> _Source records_
• • • • • • •
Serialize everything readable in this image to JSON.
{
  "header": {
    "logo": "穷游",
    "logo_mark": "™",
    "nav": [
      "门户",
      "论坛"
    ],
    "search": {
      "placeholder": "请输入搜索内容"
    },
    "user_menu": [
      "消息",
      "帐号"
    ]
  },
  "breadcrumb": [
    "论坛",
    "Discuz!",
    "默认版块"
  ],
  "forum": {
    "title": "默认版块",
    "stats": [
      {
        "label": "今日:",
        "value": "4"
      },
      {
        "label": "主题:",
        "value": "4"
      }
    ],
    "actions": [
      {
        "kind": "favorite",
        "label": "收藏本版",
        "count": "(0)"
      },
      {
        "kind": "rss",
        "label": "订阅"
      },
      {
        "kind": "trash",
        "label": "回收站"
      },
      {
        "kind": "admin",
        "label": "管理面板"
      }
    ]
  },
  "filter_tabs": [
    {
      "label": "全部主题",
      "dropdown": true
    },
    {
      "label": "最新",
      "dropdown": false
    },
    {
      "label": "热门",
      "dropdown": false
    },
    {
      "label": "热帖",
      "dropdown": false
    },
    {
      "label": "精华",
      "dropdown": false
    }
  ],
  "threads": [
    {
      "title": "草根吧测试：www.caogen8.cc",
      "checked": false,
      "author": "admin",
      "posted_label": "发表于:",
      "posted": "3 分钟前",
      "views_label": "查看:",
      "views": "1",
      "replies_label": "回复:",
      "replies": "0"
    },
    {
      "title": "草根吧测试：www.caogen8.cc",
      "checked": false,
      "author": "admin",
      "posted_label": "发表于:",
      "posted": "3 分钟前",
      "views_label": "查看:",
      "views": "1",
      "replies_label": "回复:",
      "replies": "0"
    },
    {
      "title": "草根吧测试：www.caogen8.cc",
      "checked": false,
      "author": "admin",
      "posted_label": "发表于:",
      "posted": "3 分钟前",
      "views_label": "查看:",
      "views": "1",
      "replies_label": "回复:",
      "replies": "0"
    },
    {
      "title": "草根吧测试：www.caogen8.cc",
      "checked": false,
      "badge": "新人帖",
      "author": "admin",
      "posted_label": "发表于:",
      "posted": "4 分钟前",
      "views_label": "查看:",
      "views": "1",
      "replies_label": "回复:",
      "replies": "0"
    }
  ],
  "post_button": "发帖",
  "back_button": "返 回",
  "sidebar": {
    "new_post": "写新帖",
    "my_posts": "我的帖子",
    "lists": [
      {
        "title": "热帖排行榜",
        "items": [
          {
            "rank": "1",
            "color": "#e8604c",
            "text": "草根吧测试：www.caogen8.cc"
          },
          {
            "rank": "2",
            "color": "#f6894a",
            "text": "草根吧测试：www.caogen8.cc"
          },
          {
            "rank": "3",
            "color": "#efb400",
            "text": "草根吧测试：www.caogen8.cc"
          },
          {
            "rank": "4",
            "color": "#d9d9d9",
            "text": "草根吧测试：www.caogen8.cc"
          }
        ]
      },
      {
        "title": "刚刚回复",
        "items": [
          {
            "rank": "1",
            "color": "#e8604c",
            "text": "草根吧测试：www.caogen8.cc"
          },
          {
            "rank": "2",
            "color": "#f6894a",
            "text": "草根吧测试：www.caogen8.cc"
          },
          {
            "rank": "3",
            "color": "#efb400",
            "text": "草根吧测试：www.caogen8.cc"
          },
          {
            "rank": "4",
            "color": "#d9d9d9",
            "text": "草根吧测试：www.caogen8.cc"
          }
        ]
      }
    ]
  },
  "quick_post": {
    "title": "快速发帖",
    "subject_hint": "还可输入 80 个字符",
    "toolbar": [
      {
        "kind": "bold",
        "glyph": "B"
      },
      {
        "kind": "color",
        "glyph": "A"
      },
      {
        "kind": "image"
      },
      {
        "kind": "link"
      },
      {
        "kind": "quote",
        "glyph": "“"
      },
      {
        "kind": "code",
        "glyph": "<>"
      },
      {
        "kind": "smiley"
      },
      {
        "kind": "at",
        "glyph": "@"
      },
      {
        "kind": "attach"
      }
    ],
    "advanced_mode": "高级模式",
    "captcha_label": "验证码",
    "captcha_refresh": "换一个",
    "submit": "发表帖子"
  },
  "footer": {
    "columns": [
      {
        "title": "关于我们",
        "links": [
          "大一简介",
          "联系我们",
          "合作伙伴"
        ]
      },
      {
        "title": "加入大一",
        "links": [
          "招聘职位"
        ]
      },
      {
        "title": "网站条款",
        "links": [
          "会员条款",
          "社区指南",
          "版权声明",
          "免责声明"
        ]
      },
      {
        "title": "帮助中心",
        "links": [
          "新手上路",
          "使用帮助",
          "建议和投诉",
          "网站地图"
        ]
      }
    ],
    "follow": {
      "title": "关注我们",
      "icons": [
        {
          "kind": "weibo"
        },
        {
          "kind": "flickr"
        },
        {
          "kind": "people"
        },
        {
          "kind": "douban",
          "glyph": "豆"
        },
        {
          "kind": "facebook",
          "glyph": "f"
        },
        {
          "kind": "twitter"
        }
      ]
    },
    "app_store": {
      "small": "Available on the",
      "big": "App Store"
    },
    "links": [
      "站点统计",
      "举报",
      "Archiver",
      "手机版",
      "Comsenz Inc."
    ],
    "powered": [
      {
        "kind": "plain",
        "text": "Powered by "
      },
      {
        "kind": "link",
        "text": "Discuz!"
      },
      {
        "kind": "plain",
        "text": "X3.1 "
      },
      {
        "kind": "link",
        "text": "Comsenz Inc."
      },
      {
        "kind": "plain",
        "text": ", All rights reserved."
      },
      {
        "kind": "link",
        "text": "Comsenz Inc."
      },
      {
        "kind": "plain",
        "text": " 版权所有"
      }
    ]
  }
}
• • • • • • •
> _Written instruction_
Provide all the records again, word for word.

> _Solution to this task_
Serialize everything readable in this image to JSON.
{
  "header": {
    "logo": "穷游",
    "logo_mark": "™",
    "nav": [
      "门户",
      "论坛"
    ],
    "search": {
      "placeholder": "请输入搜索内容"
    },
    "user_menu": [
      "消息",
      "帐号"
    ]
  },
  "breadcrumb": [
    "论坛",
    "Discuz!",
    "默认版块"
  ],
  "forum": {
    "title": "默认版块",
    "stats": [
      {
        "label": "今日:",
        "value": "4"
      },
      {
        "label": "主题:",
        "value": "4"
      }
    ],
    "actions": [
      {
        "kind": "favorite",
        "label": "收藏本版",
        "count": "(0)"
      },
      {
        "kind": "rss",
        "label": "订阅"
      },
      {
        "kind": "trash",
        "label": "回收站"
      },
      {
        "kind": "admin",
        "label": "管理面板"
      }
    ]
  },
  "filter_tabs": [
    {
      "label": "全部主题",
      "dropdown": true
    },
    {
      "label": "最新",
      "dropdown": false
    },
    {
      "label": "热门",
      "dropdown": false
    },
    {
      "label": "热帖",
      "dropdown": false
    },
    {
      "label": "精华",
      "dropdown": false
    }
  ],
  "threads": [
    {
      "title": "草根吧测试：www.caogen8.cc",
      "checked": false,
      "author": "admin",
      "posted_label": "发表于:",
      "posted": "3 分钟前",
      "views_label": "查看:",
      "views": "1",
      "replies_label": "回复:",
      "replies": "0"
    },
    {
      "title": "草根吧测试：www.caogen8.cc",
      "checked": false,
      "author": "admin",
      "posted_label": "发表于:",
      "posted": "3 分钟前",
      "views_label": "查看:",
      "views": "1",
      "replies_label": "回复:",
      "replies": "0"
    },
    {
      "title": "草根吧测试：www.caogen8.cc",
      "checked": false,
      "author": "admin",
      "posted_label": "发表于:",
      "posted": "3 分钟前",
      "views_label": "查看:",
      "views": "1",
      "replies_label": "回复:",
      "replies": "0"
    },
    {
      "title": "草根吧测试：www.caogen8.cc",
      "checked": false,
      "badge": "新人帖",
      "author": "admin",
      "posted_label": "发表于:",
      "posted": "4 分钟前",
      "views_label": "查看:",
      "views": "1",
      "replies_label": "回复:",
      "replies": "0"
    }
  ],
  "post_button": "发帖",
  "back_button": "返 回",
  "sidebar": {
    "new_post": "写新帖",
    "my_posts": "我的帖子",
    "lists": [
      {
        "title": "热帖排行榜",
        "items": [
          {
            "rank": "1",
            "color": "#e8604c",
            "text": "草根吧测试：www.caogen8.cc"
          },
          {
            "rank": "2",
            "color": "#f6894a",
            "text": "草根吧测试：www.caogen8.cc"
          },
          {
            "rank": "3",
            "color": "#efb400",
            "text": "草根吧测试：www.caogen8.cc"
          },
          {
            "rank": "4",
            "color": "#d9d9d9",
            "text": "草根吧测试：www.caogen8.cc"
          }
        ]
      },
      {
        "title": "刚刚回复",
        "items": [
          {
            "rank": "1",
            "color": "#e8604c",
            "text": "草根吧测试：www.caogen8.cc"
          },
          {
            "rank": "2",
            "color": "#f6894a",
            "text": "草根吧测试：www.caogen8.cc"
          },
          {
            "rank": "3",
            "color": "#efb400",
            "text": "草根吧测试：www.caogen8.cc"
          },
          {
            "rank": "4",
            "color": "#d9d9d9",
            "text": "草根吧测试：www.caogen8.cc"
          }
        ]
      }
    ]
  },
  "quick_post": {
    "title": "快速发帖",
    "subject_hint": "还可输入 80 个字符",
    "toolbar": [
      {
        "kind": "bold",
        "glyph": "B"
      },
      {
        "kind": "color",
        "glyph": "A"
      },
      {
        "kind": "image"
      },
      {
        "kind": "link"
      },
      {
        "kind": "quote",
        "glyph": "“"
      },
      {
        "kind": "code",
        "glyph": "<>"
      },
      {
        "kind": "smiley"
      },
      {
        "kind": "at",
        "glyph": "@"
      },
      {
        "kind": "attach"
      }
    ],
    "advanced_mode": "高级模式",
    "captcha_label": "验证码",
    "captcha_refresh": "换一个",
    "submit": "发表帖子"
  },
  "footer": {
    "columns": [
      {
        "title": "关于我们",
        "links": [
          "大一简介",
          "联系我们",
          "合作伙伴"
        ]
      },
      {
        "title": "加入大一",
        "links": [
          "招聘职位"
        ]
      },
      {
        "title": "网站条款",
        "links": [
          "会员条款",
          "社区指南",
          "版权声明",
          "免责声明"
        ]
      },
      {
        "title": "帮助中心",
        "links": [
          "新手上路",
          "使用帮助",
          "建议和投诉",
          "网站地图"
        ]
      }
    ],
    "follow": {
      "title": "关注我们",
      "icons": [
        {
          "kind": "weibo"
        },
        {
          "kind": "flickr"
        },
        {
          "kind": "people"
        },
        {
          "kind": "douban",
          "glyph": "豆"
        },
        {
          "kind": "facebook",
          "glyph": "f"
        },
        {
          "kind": "twitter"
        }
      ]
    },
    "app_store": {
      "small": "Available on the",
      "big": "App Store"
    },
    "links": [
      "站点统计",
      "举报",
      "Archiver",
      "手机版",
      "Comsenz Inc."
    ],
    "powered": [
      {
        "kind": "plain",
        "text": "Powered by "
      },
      {
        "kind": "link",
        "text": "Discuz!"
      },
      {
        "kind": "plain",
        "text": "X3.1 "
      },
      {
        "kind": "link",
        "text": "Comsenz Inc."
      },
      {
        "kind": "plain",
        "text": ", All rights reserved."
      },
      {
        "kind": "link",
        "text": "Comsenz Inc."
      },
      {
        "kind": "plain",
        "text": " 版权所有"
      }
    ]
  }
}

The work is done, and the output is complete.